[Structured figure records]
──────

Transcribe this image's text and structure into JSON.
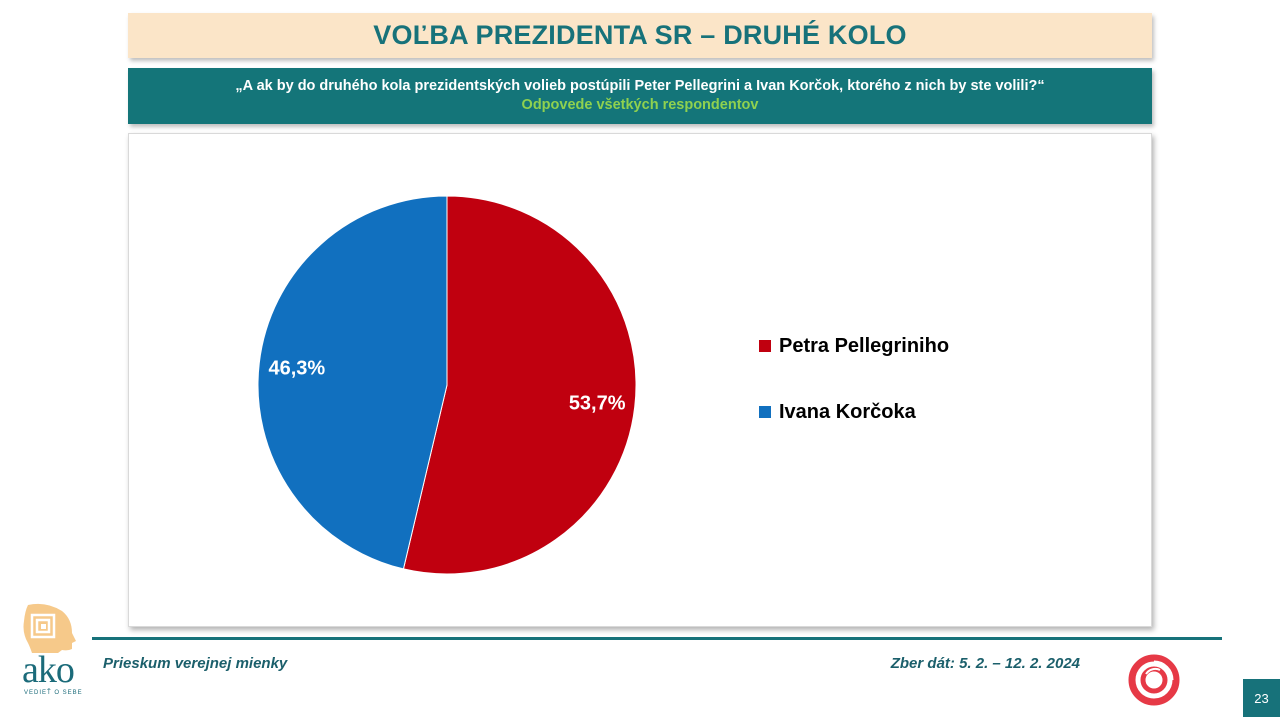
{
  "header": {
    "title": "VOĽBA PREZIDENTA SR – DRUHÉ KOLO",
    "question": "„A ak by do druhého kola prezidentských volieb postúpili Peter Pellegrini a Ivan Korčok, ktorého z nich by ste volili?“",
    "subtitle": "Odpovede všetkých respondentov"
  },
  "chart_data": {
    "type": "pie",
    "categories": [
      "Petra Pellegriniho",
      "Ivana Korčoka"
    ],
    "values": [
      53.7,
      46.3
    ],
    "data_labels": [
      "53,7%",
      "46,3%"
    ],
    "colors": [
      "#c0000f",
      "#1170bf"
    ],
    "legend_position": "right"
  },
  "footer": {
    "left_text": "Prieskum verejnej mienky",
    "right_text": "Zber dát: 5. 2. – 12. 2. 2024",
    "page_number": "23"
  },
  "logo": {
    "name": "ako",
    "tagline": "VEDIEŤ O SEBE"
  },
  "colors": {
    "teal": "#17727a",
    "title_bg": "#fbe5c8",
    "subtitle_green": "#8fd14f",
    "red": "#c0000f",
    "blue": "#1170bf"
  }
}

──────

● Problem: Transcribe the records above exactly as they appear, leaving out any pictures.

● Solution for this exercise:
Transcribe this image's text and structure into JSON.
{
  "header": {
    "title": "VOĽBA PREZIDENTA SR – DRUHÉ KOLO",
    "question": "„A ak by do druhého kola prezidentských volieb postúpili Peter Pellegrini a Ivan Korčok, ktorého z nich by ste volili?“",
    "subtitle": "Odpovede všetkých respondentov"
  },
  "chart_data": {
    "type": "pie",
    "categories": [
      "Petra Pellegriniho",
      "Ivana Korčoka"
    ],
    "values": [
      53.7,
      46.3
    ],
    "data_labels": [
      "53,7%",
      "46,3%"
    ],
    "colors": [
      "#c0000f",
      "#1170bf"
    ],
    "legend_position": "right"
  },
  "footer": {
    "left_text": "Prieskum verejnej mienky",
    "right_text": "Zber dát: 5. 2. – 12. 2. 2024",
    "page_number": "23"
  },
  "logo": {
    "name": "ako",
    "tagline": "VEDIEŤ O SEBE"
  },
  "colors": {
    "teal": "#17727a",
    "title_bg": "#fbe5c8",
    "subtitle_green": "#8fd14f",
    "red": "#c0000f",
    "blue": "#1170bf"
  }
}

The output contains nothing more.